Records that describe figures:
--- begin ---
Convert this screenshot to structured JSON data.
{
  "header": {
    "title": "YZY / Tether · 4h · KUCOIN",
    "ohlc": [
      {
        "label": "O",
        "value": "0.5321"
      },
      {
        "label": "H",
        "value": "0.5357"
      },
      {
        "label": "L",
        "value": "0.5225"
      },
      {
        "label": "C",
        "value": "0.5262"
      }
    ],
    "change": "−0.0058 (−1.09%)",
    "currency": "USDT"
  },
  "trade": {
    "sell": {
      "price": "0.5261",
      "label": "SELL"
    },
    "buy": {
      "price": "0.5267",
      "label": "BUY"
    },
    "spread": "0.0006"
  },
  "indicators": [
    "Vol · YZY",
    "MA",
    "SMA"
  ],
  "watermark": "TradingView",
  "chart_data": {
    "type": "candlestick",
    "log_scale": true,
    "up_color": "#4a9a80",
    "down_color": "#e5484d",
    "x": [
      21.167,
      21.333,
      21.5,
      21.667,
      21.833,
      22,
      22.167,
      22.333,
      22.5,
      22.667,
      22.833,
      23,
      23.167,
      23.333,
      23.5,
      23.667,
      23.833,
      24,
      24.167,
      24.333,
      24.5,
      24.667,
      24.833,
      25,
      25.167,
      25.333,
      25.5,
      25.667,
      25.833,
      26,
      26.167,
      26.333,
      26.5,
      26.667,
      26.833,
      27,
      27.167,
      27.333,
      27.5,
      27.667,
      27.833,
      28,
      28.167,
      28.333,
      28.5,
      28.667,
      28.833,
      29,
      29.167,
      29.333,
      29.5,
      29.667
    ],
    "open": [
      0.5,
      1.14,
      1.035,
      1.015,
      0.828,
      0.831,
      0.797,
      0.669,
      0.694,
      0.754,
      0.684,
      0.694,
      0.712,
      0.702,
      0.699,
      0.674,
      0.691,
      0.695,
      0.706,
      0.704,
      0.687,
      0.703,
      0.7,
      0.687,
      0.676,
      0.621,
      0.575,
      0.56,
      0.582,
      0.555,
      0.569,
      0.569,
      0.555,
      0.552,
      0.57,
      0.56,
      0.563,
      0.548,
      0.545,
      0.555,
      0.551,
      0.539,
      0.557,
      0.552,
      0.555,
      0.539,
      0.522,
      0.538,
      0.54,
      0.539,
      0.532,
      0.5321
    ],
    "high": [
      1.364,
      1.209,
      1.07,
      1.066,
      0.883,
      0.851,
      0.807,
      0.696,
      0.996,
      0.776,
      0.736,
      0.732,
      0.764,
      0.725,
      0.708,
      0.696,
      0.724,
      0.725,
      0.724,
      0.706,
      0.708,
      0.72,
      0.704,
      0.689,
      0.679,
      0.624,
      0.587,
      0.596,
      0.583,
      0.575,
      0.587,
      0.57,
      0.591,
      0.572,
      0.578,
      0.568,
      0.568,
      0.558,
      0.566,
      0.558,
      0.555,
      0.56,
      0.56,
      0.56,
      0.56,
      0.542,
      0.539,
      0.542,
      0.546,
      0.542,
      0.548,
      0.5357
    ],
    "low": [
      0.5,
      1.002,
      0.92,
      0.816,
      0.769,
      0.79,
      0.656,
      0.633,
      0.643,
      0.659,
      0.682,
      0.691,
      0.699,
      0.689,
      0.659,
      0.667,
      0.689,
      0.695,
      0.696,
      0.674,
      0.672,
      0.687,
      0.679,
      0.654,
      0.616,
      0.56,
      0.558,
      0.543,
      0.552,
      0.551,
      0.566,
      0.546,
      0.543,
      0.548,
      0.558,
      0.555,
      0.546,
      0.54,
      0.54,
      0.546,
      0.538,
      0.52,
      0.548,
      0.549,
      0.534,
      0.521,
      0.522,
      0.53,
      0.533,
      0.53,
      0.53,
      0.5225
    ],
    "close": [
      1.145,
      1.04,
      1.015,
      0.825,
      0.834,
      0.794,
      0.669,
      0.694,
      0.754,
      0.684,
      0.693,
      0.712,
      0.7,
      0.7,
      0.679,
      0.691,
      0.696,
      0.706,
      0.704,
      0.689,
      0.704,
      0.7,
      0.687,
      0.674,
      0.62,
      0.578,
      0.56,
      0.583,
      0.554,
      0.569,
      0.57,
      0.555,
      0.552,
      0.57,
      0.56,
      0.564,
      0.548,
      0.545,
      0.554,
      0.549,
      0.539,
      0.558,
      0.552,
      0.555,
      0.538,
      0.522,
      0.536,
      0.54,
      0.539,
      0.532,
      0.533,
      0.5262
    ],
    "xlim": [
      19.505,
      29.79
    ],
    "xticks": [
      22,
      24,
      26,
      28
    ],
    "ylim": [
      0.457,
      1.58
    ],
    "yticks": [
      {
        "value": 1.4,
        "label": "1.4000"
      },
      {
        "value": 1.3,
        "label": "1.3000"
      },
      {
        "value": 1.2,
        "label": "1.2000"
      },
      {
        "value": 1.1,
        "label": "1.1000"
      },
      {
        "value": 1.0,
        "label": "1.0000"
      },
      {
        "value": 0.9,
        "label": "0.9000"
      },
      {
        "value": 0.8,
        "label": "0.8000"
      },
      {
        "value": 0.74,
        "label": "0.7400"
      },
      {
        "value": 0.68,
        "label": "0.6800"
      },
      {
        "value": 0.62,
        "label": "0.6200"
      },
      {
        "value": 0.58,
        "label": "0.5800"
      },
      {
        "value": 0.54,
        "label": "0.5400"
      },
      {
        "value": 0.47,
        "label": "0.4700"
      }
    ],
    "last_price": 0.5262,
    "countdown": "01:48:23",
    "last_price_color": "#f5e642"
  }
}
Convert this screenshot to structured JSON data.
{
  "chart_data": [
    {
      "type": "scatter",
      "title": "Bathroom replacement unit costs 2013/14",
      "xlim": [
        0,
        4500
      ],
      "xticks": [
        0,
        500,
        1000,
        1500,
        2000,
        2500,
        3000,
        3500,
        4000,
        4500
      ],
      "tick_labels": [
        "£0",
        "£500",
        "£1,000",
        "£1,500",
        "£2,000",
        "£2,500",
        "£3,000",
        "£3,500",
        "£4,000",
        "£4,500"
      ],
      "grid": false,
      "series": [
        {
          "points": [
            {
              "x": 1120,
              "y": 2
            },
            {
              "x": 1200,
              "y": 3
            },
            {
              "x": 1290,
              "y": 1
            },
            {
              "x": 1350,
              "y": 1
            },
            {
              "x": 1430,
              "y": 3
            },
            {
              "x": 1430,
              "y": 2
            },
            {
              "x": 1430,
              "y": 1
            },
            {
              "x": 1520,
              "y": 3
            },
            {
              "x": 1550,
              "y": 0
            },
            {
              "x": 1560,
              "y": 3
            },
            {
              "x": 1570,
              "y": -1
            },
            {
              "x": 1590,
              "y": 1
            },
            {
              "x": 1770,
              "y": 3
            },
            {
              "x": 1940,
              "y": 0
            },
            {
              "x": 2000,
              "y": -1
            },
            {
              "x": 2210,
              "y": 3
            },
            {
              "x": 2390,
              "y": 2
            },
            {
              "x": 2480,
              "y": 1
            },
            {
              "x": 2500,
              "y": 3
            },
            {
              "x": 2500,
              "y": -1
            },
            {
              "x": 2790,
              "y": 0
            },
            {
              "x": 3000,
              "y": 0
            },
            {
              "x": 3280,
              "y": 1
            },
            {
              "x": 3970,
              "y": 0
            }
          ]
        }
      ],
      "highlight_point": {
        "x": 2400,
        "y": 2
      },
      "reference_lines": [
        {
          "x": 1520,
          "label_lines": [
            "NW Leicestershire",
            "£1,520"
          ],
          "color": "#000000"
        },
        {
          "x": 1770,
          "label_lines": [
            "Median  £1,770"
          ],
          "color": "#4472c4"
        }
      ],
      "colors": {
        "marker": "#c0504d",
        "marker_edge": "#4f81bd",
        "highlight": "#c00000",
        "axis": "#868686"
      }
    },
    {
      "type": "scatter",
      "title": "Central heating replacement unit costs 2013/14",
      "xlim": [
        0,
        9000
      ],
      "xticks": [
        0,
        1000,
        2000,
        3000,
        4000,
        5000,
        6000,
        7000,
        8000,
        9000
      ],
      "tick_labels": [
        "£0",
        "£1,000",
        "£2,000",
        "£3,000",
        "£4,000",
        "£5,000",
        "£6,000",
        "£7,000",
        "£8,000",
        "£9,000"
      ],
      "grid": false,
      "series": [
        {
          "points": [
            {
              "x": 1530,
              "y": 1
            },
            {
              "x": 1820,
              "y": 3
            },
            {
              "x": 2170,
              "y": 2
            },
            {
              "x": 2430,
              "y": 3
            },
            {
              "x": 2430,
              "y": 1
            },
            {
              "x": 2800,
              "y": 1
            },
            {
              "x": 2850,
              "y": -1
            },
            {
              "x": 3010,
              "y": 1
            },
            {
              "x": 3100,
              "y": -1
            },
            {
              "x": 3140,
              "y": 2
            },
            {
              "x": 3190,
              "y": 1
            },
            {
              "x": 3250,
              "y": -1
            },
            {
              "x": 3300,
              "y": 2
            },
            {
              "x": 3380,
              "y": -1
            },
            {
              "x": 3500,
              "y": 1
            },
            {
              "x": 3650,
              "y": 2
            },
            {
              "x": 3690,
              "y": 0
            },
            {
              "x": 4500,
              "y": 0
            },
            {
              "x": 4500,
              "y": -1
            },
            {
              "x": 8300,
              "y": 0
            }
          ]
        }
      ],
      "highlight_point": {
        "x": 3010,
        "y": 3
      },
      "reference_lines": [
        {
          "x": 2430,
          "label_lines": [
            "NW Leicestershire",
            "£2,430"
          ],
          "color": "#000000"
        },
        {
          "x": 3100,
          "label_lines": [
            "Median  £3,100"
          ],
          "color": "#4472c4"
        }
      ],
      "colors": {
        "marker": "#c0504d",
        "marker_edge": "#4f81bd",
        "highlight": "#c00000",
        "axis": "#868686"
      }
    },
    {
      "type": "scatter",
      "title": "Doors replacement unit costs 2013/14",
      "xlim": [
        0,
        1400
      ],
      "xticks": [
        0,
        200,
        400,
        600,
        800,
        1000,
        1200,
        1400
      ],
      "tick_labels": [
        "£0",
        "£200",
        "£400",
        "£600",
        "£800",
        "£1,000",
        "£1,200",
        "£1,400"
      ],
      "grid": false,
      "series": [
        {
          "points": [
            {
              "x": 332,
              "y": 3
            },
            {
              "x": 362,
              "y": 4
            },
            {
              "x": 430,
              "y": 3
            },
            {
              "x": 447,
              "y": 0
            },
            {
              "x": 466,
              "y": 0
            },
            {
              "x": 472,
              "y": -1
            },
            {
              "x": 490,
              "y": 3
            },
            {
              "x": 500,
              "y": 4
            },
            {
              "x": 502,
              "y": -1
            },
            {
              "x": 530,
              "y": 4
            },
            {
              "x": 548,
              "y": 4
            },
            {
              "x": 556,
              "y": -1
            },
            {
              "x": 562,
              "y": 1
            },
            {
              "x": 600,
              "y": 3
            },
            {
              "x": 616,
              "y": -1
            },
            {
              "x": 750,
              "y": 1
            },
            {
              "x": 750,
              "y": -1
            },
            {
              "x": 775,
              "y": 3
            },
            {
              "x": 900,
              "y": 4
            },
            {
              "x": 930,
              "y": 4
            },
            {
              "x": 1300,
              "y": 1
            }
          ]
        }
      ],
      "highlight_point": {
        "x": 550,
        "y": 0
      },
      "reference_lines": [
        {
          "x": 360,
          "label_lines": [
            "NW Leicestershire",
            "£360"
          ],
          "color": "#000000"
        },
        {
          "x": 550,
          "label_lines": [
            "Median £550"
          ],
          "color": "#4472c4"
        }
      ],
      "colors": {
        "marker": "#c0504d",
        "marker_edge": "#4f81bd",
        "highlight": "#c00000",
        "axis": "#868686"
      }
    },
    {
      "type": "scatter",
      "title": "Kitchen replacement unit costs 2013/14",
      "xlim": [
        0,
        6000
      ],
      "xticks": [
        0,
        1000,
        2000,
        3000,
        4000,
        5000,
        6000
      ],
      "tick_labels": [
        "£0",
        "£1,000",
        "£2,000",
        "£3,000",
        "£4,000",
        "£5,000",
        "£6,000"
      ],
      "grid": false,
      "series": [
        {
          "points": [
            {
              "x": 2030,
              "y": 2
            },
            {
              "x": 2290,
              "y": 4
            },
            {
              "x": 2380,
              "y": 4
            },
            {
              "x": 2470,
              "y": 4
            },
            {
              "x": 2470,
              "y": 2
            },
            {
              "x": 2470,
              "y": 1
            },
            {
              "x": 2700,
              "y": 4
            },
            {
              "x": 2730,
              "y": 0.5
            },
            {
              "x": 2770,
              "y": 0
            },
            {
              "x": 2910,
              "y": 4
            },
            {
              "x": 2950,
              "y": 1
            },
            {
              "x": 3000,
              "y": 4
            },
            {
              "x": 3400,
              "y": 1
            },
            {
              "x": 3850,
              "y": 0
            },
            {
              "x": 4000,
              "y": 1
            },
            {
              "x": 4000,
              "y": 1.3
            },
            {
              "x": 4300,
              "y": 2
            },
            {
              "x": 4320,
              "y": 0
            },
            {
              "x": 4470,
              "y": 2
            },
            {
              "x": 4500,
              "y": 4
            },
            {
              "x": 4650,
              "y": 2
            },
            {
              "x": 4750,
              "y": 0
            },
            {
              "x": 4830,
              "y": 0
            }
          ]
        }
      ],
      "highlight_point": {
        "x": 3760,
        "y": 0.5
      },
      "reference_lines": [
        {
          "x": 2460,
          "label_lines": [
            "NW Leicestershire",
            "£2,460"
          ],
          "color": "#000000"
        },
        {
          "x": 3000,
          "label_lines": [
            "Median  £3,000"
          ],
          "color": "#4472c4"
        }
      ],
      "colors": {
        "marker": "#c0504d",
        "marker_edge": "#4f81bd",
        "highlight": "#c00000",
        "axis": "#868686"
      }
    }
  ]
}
--- end ---
### Aim of the task
Copy every line in the listing above where the string "title" turns up.

### Complete answer
    "title": "YZY / Tether · 4h · KUCOIN",
      "title": "Bathroom replacement unit costs 2013/14",
      "title": "Central heating replacement unit costs 2013/14",
      "title": "Doors replacement unit costs 2013/14",
      "title": "Kitchen replacement unit costs 2013/14",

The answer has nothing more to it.